--- WHAT YOU HAVE TO DO ---
Quote the passage on charitable remainder unitrust investments word for word, starting at "A deferred annuity may" and ending at "the income beneficiary.".

Most states have adopted the "prudent investor rule." This rule requires that, "A trustee shall diversify the investments of the trust unless the trustee reasonably believes that, because of special circumstances, the purposes of the trust are better served without diversifying."12 

Deferred Annuities

A deferred annuity may be effective as an investment for a NIMCRUT. If permitted, income accumulates in the deferred annuity contract until such time as the trustee takes a distribution. This would allow the trustee to regulate the flow of income from the NIMCRUT in its later years to meet the needs of the income beneficiary.

The language of the trust agreement, which must be consistent with applicable state law, determines when to recognize income from a deferred annuity contract (such as only upon a withdrawal from the contract).13 [ENDNOTE REF] If the trust is silent as to this issue, then it is determined in accordance with state law. In most states, trust income does not have to be recognized until realized, meaning that it's permissible for it to remain deferred inside the annuity. This gives the trustee a great deal of control over the income when he or she uses a deferred annuity.

Features to consider when investing in a deferred annuity contract:

  • Look for a deferred annuity contract that has guarantees. This will ensure that at least some income will be available when it becomes needed.
  • Look for contracts that offer flexible withdrawal rights.
  • If joint annuitants are to be used, check to be sure the annuity company doesn't force distribution of the contract at the death of the first annuitant. Contracts may vary on this issue.

In Summary

Investing assets for a charitable remainder unitrust is not as easy as it might seem at first glance. The trustee must ensure that assets are wisely invested so as to provide for both the promised payout to the income beneficiary and the remainder interest for the charitable beneficiary. The trustee has to balance these competing interests, while also complying with state laws, avoiding pitfalls such as inadvertently generating unrelated business taxable income (UBTI), and managing the tax efficiency of the investment mix. Careful planning will help ensure that wise choices are made, and potential hazards avoided.

Document understanding data
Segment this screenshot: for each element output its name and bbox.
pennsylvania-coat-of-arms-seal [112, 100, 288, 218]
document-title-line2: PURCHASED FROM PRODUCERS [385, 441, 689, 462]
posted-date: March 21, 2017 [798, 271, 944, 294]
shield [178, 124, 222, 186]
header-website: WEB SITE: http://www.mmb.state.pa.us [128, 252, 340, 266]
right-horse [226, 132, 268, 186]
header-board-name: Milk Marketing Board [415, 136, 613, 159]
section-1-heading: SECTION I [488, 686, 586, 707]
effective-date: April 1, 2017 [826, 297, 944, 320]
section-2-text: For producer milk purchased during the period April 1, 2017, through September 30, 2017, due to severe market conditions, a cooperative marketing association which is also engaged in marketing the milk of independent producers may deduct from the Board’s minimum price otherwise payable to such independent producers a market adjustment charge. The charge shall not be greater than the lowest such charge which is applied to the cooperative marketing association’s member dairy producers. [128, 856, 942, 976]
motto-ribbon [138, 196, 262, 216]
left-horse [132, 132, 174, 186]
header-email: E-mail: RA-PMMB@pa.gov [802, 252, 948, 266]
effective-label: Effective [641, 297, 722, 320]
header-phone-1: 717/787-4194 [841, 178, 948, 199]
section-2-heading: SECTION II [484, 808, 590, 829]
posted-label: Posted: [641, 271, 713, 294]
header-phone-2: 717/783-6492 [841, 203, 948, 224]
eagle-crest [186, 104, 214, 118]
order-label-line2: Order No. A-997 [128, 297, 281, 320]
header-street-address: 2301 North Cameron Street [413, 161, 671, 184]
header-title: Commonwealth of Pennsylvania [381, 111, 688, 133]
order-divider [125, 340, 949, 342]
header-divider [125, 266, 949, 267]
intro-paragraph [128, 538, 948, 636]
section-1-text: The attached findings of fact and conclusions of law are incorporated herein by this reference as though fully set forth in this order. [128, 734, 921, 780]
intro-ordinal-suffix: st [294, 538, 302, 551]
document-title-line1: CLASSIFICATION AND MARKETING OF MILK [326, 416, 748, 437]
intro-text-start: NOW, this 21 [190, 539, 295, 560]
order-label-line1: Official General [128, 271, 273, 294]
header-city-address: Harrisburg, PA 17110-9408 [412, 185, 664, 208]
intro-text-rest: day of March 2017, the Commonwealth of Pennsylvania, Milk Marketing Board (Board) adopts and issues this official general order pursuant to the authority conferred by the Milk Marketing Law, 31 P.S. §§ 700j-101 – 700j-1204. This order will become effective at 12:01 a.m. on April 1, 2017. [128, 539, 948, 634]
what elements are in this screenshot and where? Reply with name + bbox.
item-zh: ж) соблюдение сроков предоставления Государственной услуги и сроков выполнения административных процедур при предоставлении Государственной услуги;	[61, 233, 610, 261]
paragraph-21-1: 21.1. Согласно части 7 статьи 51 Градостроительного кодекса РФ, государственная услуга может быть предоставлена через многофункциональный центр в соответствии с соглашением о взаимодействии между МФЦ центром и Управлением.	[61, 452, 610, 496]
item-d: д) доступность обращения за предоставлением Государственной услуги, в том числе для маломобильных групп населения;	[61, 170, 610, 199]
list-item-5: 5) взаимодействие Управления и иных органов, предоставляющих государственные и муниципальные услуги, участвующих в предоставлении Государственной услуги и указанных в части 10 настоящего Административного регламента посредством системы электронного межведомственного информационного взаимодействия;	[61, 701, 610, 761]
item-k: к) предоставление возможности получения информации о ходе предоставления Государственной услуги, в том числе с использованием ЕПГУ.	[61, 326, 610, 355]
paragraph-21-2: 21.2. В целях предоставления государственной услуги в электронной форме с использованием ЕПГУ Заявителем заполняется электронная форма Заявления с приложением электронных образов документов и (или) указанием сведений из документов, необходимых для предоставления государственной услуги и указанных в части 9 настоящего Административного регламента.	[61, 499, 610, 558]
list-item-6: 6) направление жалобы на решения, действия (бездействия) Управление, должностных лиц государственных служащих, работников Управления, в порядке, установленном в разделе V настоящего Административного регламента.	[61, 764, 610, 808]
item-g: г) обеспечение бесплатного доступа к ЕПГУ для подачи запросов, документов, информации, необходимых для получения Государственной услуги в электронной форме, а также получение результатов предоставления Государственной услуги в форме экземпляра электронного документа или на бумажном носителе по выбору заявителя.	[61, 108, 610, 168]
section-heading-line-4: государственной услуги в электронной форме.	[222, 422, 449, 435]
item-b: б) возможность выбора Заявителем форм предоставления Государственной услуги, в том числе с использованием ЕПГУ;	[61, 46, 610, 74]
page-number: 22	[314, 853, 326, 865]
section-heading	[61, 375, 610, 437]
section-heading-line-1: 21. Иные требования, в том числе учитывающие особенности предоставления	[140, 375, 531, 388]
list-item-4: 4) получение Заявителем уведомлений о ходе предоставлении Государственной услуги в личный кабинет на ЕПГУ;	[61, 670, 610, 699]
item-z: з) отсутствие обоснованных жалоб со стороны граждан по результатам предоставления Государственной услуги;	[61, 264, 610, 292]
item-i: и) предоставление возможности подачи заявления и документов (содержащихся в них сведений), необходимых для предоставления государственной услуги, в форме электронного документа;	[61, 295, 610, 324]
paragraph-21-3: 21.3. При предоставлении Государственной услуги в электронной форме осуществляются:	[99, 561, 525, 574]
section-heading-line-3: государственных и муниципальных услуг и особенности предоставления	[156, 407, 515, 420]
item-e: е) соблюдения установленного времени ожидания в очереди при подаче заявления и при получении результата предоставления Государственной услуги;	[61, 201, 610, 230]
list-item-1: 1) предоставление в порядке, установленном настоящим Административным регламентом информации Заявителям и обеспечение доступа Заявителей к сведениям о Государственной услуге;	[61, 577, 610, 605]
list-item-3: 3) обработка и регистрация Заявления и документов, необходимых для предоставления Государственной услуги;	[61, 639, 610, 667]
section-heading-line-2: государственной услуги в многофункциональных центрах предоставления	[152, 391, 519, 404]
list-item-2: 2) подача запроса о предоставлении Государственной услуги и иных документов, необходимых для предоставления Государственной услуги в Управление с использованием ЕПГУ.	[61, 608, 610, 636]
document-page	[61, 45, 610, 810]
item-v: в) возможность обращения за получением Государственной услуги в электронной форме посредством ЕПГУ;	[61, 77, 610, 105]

--- ANSWER TO THIS PROBLEM ---
A deferred annuity may be effective as an investment for a NIMCRUT. If permitted, income accumulates in the deferred annuity contract until such time as the trustee takes a distribution. This would allow the trustee to regulate the flow of income from the NIMCRUT in its later years to meet the needs of the income beneficiary.